### DATA SUPPLIED
-- begin --

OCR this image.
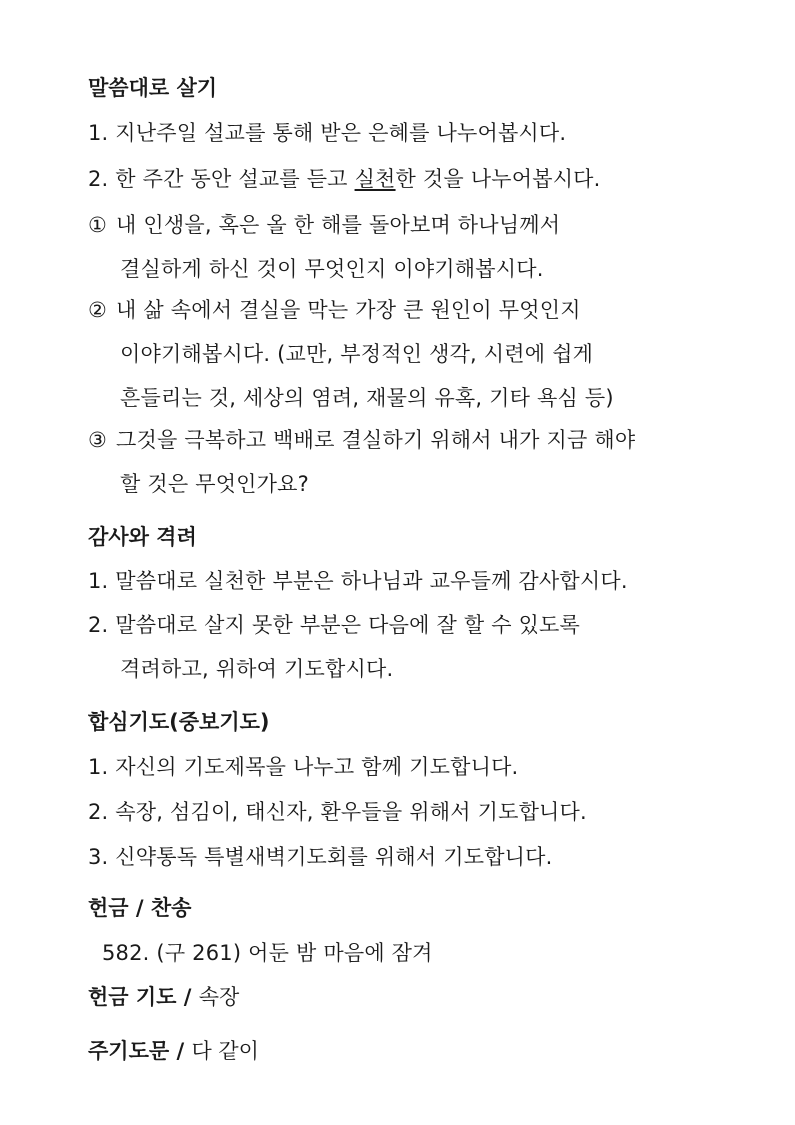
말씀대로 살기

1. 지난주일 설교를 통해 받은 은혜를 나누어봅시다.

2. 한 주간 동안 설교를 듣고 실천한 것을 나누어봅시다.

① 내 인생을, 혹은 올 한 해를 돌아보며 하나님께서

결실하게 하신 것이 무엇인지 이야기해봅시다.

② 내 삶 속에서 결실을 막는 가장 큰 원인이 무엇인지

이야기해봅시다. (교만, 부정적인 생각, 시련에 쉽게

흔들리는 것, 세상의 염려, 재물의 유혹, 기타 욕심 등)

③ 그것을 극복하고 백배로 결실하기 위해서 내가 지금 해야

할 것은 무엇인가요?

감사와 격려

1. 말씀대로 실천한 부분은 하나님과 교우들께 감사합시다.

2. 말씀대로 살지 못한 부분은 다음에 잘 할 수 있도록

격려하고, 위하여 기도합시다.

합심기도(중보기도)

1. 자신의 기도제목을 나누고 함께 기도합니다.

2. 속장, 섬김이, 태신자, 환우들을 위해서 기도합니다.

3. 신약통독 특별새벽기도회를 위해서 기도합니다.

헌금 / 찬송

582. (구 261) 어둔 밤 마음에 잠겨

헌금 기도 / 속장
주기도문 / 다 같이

-- end --

### INSTRUCTION
Without including any pictures, output all the entries above exactly.

### RESULT BELOW
OCR this image.
말씀대로 살기

1. 지난주일 설교를 통해 받은 은혜를 나누어봅시다.

2. 한 주간 동안 설교를 듣고 실천한 것을 나누어봅시다.

① 내 인생을, 혹은 올 한 해를 돌아보며 하나님께서

결실하게 하신 것이 무엇인지 이야기해봅시다.

② 내 삶 속에서 결실을 막는 가장 큰 원인이 무엇인지

이야기해봅시다. (교만, 부정적인 생각, 시련에 쉽게

흔들리는 것, 세상의 염려, 재물의 유혹, 기타 욕심 등)

③ 그것을 극복하고 백배로 결실하기 위해서 내가 지금 해야

할 것은 무엇인가요?

감사와 격려

1. 말씀대로 실천한 부분은 하나님과 교우들께 감사합시다.

2. 말씀대로 살지 못한 부분은 다음에 잘 할 수 있도록

격려하고, 위하여 기도합시다.

합심기도(중보기도)

1. 자신의 기도제목을 나누고 함께 기도합니다.

2. 속장, 섬김이, 태신자, 환우들을 위해서 기도합니다.

3. 신약통독 특별새벽기도회를 위해서 기도합니다.

헌금 / 찬송

582. (구 261) 어둔 밤 마음에 잠겨

헌금 기도 / 속장
주기도문 / 다 같이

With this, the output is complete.